** START DATA SUPPLIED **

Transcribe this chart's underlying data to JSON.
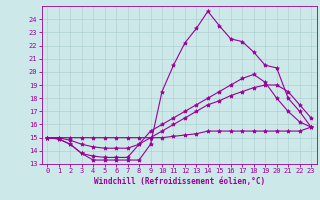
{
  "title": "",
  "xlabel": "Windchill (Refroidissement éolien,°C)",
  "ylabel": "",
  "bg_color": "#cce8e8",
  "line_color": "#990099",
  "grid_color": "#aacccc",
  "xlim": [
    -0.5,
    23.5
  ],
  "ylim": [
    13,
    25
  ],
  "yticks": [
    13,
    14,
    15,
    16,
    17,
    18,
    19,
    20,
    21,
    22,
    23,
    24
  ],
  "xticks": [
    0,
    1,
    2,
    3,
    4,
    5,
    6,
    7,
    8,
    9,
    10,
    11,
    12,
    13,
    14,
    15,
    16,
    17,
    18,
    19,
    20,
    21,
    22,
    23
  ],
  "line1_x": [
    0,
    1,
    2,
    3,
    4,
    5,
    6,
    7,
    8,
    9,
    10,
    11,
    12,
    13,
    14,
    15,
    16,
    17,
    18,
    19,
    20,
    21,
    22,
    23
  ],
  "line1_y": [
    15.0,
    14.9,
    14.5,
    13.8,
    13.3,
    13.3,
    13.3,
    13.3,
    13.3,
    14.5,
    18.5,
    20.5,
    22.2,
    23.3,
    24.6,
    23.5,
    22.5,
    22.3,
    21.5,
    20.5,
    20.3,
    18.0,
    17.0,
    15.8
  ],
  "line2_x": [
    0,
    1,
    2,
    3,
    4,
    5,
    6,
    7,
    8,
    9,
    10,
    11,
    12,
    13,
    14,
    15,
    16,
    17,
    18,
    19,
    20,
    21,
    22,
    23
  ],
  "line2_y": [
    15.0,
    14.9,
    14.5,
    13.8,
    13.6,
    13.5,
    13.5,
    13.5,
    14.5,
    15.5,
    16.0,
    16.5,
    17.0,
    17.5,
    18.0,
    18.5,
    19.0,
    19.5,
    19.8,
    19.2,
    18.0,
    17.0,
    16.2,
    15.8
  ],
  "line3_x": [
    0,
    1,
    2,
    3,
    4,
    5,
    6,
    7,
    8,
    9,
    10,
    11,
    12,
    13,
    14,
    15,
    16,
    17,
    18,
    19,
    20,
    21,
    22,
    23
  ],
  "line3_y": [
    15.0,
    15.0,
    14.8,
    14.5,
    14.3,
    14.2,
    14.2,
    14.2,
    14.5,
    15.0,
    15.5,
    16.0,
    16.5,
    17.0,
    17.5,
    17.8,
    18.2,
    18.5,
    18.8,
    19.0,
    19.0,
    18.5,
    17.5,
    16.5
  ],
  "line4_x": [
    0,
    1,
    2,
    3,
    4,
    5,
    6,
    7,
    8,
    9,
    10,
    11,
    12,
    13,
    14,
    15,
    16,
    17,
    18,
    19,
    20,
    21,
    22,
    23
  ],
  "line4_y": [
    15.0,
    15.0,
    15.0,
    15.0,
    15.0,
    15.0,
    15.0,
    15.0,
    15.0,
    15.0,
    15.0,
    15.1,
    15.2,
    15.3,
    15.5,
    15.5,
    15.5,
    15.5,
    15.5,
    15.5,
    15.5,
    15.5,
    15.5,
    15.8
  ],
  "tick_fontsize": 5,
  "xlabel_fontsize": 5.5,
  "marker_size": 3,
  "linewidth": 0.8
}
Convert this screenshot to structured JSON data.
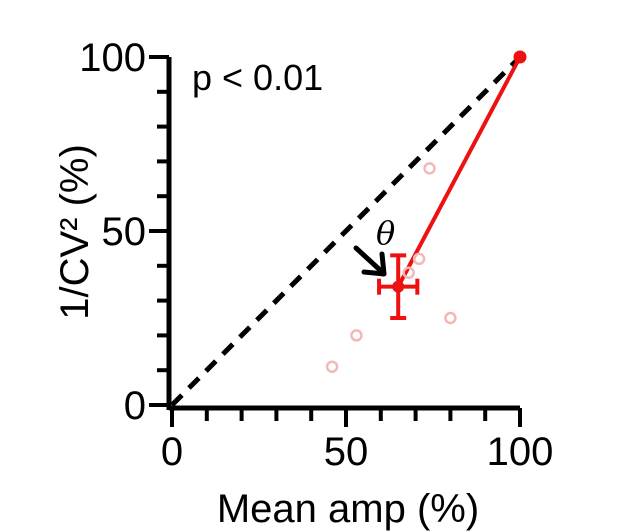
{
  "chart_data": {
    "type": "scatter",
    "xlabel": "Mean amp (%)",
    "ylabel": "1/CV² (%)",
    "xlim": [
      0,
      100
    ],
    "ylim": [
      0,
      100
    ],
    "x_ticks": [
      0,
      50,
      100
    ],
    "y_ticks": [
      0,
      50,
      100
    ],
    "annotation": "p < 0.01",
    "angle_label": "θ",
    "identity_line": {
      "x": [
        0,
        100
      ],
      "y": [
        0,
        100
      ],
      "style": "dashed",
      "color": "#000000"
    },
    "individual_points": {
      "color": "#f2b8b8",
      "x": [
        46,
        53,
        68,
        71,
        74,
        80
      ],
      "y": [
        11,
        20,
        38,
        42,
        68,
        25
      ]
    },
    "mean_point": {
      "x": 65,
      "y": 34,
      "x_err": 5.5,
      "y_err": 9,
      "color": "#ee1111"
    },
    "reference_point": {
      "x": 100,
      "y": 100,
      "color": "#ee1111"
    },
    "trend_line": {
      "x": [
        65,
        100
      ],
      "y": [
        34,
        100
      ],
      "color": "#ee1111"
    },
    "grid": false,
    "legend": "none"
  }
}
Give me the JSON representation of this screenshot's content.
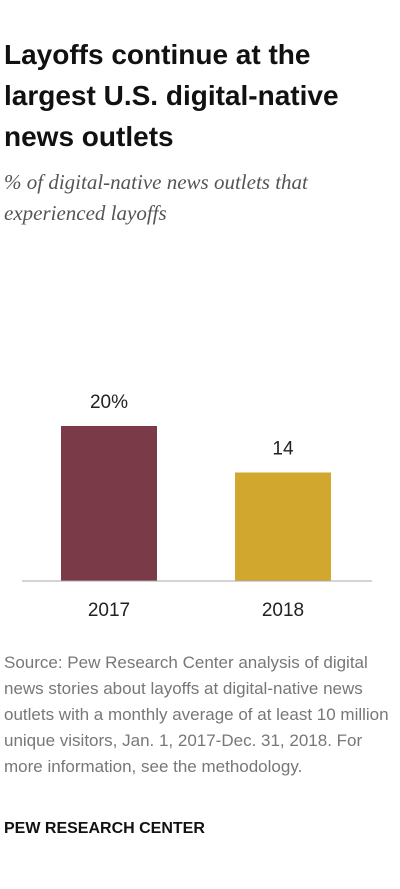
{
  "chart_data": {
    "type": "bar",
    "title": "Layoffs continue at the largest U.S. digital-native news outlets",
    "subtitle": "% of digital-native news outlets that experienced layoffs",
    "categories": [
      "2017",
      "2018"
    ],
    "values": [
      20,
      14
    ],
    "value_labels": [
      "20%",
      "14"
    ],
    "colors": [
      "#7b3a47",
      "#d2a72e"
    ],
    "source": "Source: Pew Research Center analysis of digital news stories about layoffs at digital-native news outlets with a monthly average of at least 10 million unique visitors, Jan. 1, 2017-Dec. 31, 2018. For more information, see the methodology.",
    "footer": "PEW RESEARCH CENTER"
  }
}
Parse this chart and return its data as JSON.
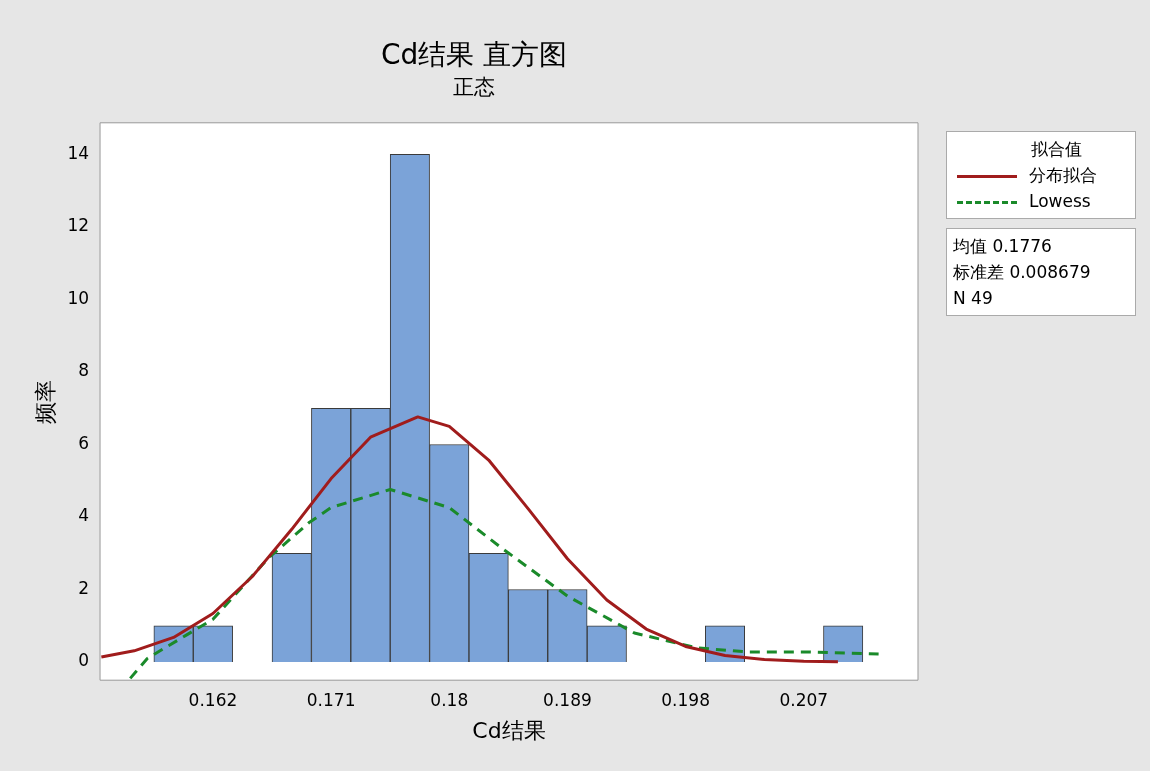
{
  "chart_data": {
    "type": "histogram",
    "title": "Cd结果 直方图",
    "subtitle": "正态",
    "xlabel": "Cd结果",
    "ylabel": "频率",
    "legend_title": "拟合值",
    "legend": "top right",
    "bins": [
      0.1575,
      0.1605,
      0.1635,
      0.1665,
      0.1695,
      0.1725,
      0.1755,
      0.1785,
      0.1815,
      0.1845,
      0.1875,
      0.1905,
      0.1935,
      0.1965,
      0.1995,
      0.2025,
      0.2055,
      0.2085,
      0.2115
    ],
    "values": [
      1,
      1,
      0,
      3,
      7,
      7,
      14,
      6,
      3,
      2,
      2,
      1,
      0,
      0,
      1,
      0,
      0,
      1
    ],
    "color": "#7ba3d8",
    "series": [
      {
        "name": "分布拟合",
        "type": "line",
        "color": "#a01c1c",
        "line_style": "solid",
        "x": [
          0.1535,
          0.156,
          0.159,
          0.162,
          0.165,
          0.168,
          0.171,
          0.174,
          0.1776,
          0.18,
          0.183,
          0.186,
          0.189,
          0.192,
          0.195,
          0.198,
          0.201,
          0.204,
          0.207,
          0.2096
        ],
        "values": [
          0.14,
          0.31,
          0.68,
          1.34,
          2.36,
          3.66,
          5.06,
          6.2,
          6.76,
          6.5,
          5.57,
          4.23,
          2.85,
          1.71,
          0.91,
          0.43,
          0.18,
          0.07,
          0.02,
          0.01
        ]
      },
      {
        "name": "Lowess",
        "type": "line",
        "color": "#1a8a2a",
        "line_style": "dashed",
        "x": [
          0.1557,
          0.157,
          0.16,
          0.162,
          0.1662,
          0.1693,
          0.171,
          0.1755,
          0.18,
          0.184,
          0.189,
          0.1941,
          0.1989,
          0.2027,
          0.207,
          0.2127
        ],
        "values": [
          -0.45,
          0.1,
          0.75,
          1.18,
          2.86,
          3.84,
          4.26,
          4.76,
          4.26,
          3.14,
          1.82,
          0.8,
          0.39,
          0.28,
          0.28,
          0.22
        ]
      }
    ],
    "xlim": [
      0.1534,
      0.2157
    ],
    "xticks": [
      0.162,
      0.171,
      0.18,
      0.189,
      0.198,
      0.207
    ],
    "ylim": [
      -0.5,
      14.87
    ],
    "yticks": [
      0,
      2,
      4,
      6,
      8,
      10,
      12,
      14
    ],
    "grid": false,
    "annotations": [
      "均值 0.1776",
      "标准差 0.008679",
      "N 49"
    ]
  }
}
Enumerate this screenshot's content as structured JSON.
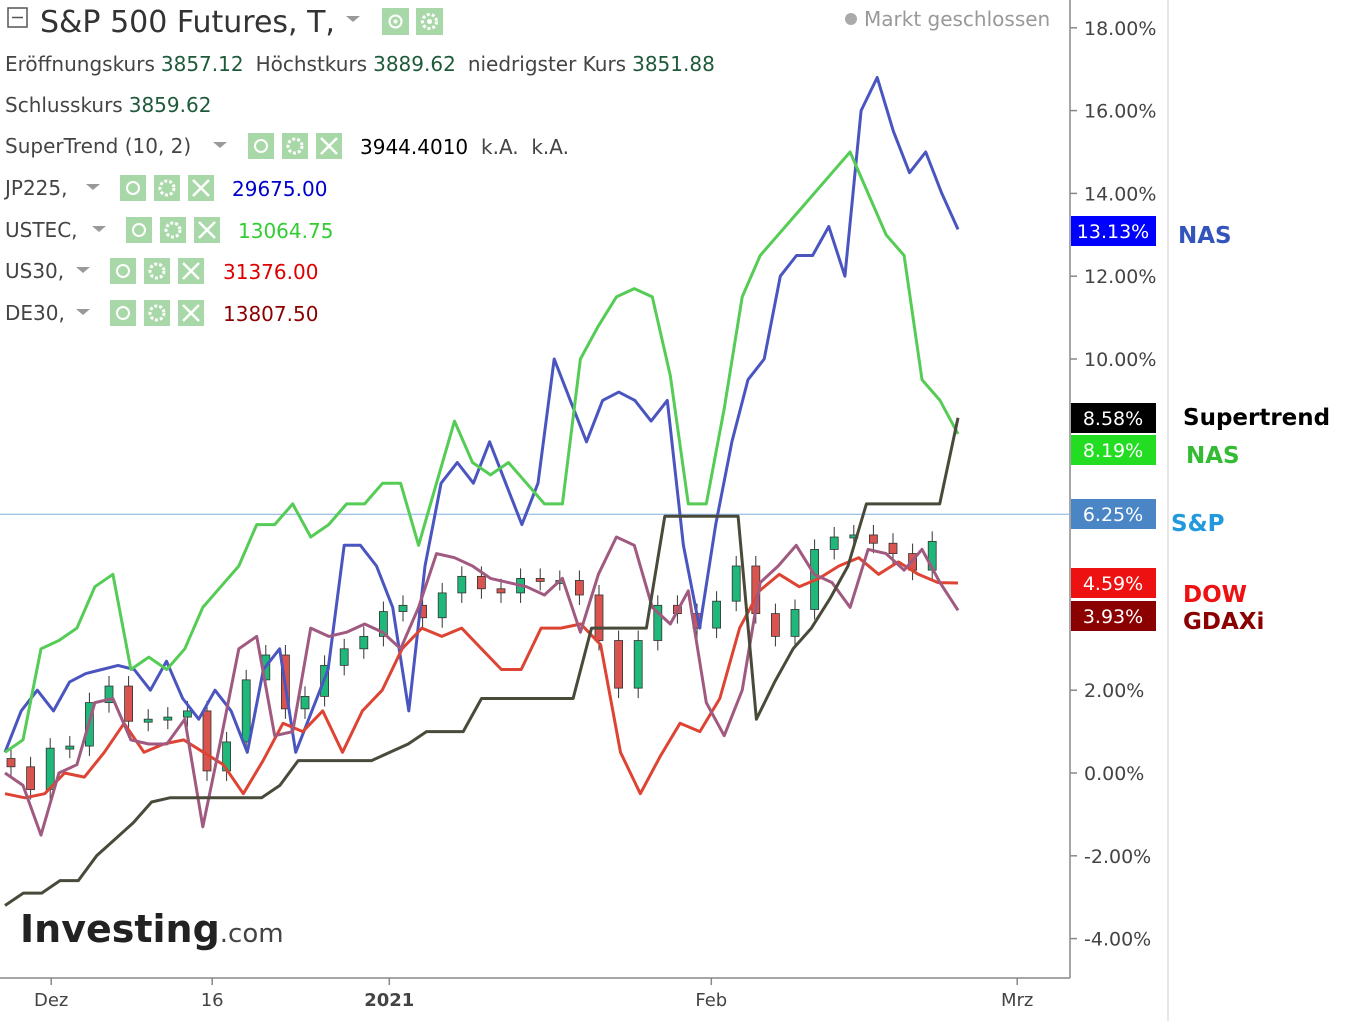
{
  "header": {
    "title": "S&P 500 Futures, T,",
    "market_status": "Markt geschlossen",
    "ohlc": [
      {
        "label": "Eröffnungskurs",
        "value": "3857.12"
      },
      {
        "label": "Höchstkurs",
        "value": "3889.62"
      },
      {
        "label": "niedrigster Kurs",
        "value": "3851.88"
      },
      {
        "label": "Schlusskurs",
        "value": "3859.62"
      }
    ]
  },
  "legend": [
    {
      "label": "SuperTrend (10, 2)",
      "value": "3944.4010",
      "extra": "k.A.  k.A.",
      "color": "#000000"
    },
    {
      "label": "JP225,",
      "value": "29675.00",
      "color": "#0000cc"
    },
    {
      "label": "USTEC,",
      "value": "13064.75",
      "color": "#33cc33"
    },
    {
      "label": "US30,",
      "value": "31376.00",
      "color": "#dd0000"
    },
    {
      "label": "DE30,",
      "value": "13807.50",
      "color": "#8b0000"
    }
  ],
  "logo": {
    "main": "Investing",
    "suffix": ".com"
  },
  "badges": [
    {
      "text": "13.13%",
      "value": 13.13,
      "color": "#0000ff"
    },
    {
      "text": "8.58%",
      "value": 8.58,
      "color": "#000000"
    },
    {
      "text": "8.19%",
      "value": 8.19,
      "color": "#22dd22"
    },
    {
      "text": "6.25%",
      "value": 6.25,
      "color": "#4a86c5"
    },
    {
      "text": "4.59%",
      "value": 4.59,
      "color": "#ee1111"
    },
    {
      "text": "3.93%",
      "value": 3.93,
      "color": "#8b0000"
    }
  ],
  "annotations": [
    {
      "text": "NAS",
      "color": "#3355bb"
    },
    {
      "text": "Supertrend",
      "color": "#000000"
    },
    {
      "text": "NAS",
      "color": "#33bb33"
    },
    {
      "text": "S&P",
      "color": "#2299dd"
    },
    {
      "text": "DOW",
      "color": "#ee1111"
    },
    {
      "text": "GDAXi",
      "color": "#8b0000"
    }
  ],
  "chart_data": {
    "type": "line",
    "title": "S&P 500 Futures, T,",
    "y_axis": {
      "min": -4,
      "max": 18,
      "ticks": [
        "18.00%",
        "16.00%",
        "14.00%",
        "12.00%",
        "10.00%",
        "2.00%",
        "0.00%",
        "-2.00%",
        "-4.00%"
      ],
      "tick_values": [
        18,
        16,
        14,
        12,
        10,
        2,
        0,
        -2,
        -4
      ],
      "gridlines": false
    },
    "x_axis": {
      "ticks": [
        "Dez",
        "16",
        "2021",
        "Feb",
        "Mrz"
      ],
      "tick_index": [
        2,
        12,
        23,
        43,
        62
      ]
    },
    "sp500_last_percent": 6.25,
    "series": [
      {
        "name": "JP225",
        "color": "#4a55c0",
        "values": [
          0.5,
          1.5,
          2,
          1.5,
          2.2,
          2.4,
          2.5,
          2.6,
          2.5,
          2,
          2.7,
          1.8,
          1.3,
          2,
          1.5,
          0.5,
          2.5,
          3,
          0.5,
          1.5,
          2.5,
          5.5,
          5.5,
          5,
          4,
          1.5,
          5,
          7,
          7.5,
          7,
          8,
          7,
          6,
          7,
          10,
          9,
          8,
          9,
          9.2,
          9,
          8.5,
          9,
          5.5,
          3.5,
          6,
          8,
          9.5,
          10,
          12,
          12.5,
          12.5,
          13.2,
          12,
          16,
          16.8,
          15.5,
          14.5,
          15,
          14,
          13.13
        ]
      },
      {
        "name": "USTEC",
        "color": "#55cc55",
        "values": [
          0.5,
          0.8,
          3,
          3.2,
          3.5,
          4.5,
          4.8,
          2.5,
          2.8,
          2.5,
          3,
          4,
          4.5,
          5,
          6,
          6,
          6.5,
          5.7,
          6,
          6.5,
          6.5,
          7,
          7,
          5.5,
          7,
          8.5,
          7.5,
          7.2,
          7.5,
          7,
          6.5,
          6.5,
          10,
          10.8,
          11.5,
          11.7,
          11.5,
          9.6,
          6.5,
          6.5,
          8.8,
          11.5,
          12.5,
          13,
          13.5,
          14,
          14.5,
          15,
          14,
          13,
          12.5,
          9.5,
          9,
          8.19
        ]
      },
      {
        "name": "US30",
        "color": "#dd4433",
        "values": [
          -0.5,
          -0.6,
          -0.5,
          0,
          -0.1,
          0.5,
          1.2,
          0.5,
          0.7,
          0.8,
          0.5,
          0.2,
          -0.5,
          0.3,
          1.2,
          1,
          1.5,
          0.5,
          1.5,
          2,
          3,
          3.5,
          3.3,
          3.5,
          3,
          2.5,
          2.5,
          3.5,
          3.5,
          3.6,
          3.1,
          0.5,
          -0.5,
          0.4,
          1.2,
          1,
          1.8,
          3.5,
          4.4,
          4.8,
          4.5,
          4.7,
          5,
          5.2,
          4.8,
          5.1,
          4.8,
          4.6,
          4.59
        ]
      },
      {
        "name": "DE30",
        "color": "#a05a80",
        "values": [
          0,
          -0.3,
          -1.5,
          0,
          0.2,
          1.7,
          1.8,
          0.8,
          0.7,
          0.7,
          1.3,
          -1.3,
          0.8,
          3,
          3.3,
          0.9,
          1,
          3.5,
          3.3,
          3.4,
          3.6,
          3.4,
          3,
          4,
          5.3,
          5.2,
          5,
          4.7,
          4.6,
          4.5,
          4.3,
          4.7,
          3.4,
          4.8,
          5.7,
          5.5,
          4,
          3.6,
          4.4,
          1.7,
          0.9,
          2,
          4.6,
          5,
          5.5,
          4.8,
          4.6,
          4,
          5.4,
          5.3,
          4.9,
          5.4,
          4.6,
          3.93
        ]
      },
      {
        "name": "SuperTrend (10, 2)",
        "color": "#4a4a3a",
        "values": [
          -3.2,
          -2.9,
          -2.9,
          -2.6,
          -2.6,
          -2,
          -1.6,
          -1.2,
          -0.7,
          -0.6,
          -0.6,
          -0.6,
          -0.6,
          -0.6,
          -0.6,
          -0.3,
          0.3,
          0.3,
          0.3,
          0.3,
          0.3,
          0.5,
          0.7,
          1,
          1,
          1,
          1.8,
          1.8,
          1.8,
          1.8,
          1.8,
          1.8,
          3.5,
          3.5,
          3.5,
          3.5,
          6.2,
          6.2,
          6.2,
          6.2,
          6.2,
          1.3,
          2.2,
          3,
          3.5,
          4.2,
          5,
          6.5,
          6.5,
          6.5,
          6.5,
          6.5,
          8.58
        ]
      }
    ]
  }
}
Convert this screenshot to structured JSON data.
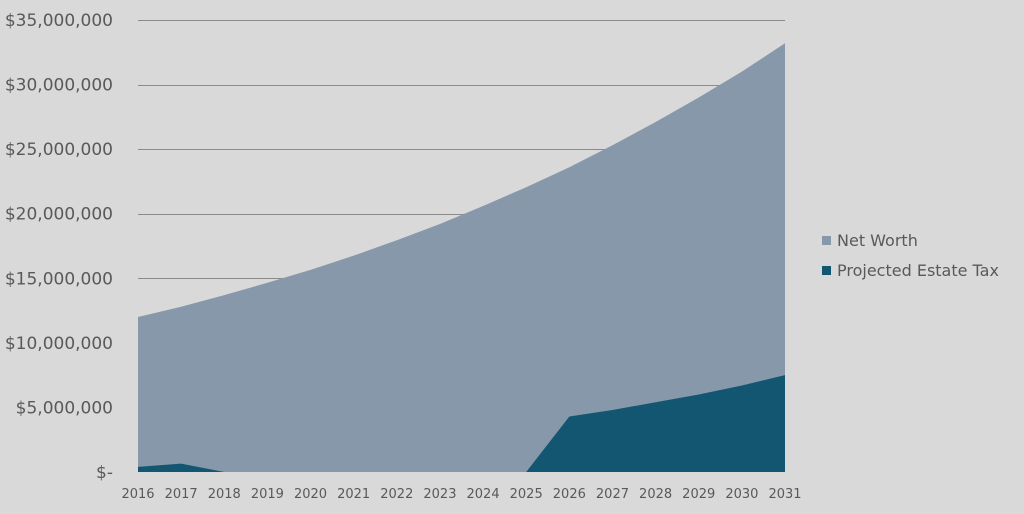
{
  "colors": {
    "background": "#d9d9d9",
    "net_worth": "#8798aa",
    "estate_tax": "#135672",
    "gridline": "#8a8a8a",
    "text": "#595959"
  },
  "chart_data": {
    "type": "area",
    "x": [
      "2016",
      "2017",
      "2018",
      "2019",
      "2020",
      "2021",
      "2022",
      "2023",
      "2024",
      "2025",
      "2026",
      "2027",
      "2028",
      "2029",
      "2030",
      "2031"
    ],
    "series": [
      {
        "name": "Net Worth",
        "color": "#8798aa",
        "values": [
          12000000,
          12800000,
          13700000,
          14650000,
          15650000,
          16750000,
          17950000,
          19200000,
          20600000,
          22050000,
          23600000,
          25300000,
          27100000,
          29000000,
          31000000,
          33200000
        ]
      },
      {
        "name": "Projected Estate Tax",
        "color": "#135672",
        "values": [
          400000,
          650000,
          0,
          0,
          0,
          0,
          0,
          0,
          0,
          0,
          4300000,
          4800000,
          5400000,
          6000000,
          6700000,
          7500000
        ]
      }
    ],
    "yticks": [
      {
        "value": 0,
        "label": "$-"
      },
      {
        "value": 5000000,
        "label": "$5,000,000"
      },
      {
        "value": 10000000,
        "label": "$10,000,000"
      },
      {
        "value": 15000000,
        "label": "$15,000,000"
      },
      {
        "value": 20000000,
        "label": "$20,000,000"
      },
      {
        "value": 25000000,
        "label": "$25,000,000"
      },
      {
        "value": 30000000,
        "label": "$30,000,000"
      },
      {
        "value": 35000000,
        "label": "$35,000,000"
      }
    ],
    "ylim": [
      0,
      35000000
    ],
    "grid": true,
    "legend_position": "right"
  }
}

** END DATA SUPPLIED **

Copy every line from the entries that contains the word "JSON".

Transcribe this chart's underlying data to JSON.
Convert this screenshot to structured JSON data.
Give me the JSON representation of this screenshot's content.
Parse this chart and return its data as JSON.
Enumerate this screenshot's content as structured JSON.
Convert this screenshot to structured JSON data.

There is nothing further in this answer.